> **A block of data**
---*---
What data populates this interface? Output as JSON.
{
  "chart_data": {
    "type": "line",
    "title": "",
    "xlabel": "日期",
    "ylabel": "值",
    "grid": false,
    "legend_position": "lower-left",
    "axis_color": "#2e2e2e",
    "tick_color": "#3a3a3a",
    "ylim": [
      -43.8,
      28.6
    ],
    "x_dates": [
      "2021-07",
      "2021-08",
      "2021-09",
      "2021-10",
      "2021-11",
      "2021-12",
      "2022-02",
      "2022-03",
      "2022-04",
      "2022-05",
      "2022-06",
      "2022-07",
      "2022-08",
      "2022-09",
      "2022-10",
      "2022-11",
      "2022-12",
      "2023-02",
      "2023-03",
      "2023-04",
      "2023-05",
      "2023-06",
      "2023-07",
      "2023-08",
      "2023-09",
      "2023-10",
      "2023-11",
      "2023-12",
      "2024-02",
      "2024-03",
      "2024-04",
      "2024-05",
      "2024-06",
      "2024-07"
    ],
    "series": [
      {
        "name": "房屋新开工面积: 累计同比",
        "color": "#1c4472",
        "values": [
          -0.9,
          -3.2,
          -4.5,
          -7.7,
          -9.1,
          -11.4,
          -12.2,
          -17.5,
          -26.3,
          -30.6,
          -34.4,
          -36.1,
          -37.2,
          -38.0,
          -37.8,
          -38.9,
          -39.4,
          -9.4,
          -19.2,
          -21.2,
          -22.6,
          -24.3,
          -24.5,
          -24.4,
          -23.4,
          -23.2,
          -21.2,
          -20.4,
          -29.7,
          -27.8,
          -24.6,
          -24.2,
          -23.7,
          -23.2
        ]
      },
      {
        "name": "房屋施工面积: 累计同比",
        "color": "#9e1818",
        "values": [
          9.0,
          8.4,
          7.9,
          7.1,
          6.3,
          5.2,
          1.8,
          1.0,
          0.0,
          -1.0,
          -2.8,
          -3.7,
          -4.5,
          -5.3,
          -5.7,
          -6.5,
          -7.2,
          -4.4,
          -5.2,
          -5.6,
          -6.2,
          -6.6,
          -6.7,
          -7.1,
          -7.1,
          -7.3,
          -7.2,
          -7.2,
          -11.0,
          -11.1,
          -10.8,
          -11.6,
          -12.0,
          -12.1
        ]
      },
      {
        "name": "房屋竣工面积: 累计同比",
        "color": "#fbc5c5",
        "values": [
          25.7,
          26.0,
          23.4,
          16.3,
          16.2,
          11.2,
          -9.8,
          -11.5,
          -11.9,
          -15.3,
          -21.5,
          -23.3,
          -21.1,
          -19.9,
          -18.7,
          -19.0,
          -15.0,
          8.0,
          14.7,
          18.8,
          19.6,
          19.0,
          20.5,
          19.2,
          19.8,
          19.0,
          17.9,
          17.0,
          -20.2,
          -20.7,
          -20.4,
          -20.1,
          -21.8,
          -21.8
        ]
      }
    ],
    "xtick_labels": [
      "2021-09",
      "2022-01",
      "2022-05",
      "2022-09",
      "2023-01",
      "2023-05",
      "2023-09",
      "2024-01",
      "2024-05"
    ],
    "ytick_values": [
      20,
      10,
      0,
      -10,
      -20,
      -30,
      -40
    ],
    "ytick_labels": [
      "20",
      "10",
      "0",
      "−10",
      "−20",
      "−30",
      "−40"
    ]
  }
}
---*---
> **Exercise aim**
Repeat the records above exactly.

> **The response**
What data populates this interface? Output as JSON.
{
  "chart_data": {
    "type": "line",
    "title": "",
    "xlabel": "日期",
    "ylabel": "值",
    "grid": false,
    "legend_position": "lower-left",
    "axis_color": "#2e2e2e",
    "tick_color": "#3a3a3a",
    "ylim": [
      -43.8,
      28.6
    ],
    "x_dates": [
      "2021-07",
      "2021-08",
      "2021-09",
      "2021-10",
      "2021-11",
      "2021-12",
      "2022-02",
      "2022-03",
      "2022-04",
      "2022-05",
      "2022-06",
      "2022-07",
      "2022-08",
      "2022-09",
      "2022-10",
      "2022-11",
      "2022-12",
      "2023-02",
      "2023-03",
      "2023-04",
      "2023-05",
      "2023-06",
      "2023-07",
      "2023-08",
      "2023-09",
      "2023-10",
      "2023-11",
      "2023-12",
      "2024-02",
      "2024-03",
      "2024-04",
      "2024-05",
      "2024-06",
      "2024-07"
    ],
    "series": [
      {
        "name": "房屋新开工面积: 累计同比",
        "color": "#1c4472",
        "values": [
          -0.9,
          -3.2,
          -4.5,
          -7.7,
          -9.1,
          -11.4,
          -12.2,
          -17.5,
          -26.3,
          -30.6,
          -34.4,
          -36.1,
          -37.2,
          -38.0,
          -37.8,
          -38.9,
          -39.4,
          -9.4,
          -19.2,
          -21.2,
          -22.6,
          -24.3,
          -24.5,
          -24.4,
          -23.4,
          -23.2,
          -21.2,
          -20.4,
          -29.7,
          -27.8,
          -24.6,
          -24.2,
          -23.7,
          -23.2
        ]
      },
      {
        "name": "房屋施工面积: 累计同比",
        "color": "#9e1818",
        "values": [
          9.0,
          8.4,
          7.9,
          7.1,
          6.3,
          5.2,
          1.8,
          1.0,
          0.0,
          -1.0,
          -2.8,
          -3.7,
          -4.5,
          -5.3,
          -5.7,
          -6.5,
          -7.2,
          -4.4,
          -5.2,
          -5.6,
          -6.2,
          -6.6,
          -6.7,
          -7.1,
          -7.1,
          -7.3,
          -7.2,
          -7.2,
          -11.0,
          -11.1,
          -10.8,
          -11.6,
          -12.0,
          -12.1
        ]
      },
      {
        "name": "房屋竣工面积: 累计同比",
        "color": "#fbc5c5",
        "values": [
          25.7,
          26.0,
          23.4,
          16.3,
          16.2,
          11.2,
          -9.8,
          -11.5,
          -11.9,
          -15.3,
          -21.5,
          -23.3,
          -21.1,
          -19.9,
          -18.7,
          -19.0,
          -15.0,
          8.0,
          14.7,
          18.8,
          19.6,
          19.0,
          20.5,
          19.2,
          19.8,
          19.0,
          17.9,
          17.0,
          -20.2,
          -20.7,
          -20.4,
          -20.1,
          -21.8,
          -21.8
        ]
      }
    ],
    "xtick_labels": [
      "2021-09",
      "2022-01",
      "2022-05",
      "2022-09",
      "2023-01",
      "2023-05",
      "2023-09",
      "2024-01",
      "2024-05"
    ],
    "ytick_values": [
      20,
      10,
      0,
      -10,
      -20,
      -30,
      -40
    ],
    "ytick_labels": [
      "20",
      "10",
      "0",
      "−10",
      "−20",
      "−30",
      "−40"
    ]
  }
}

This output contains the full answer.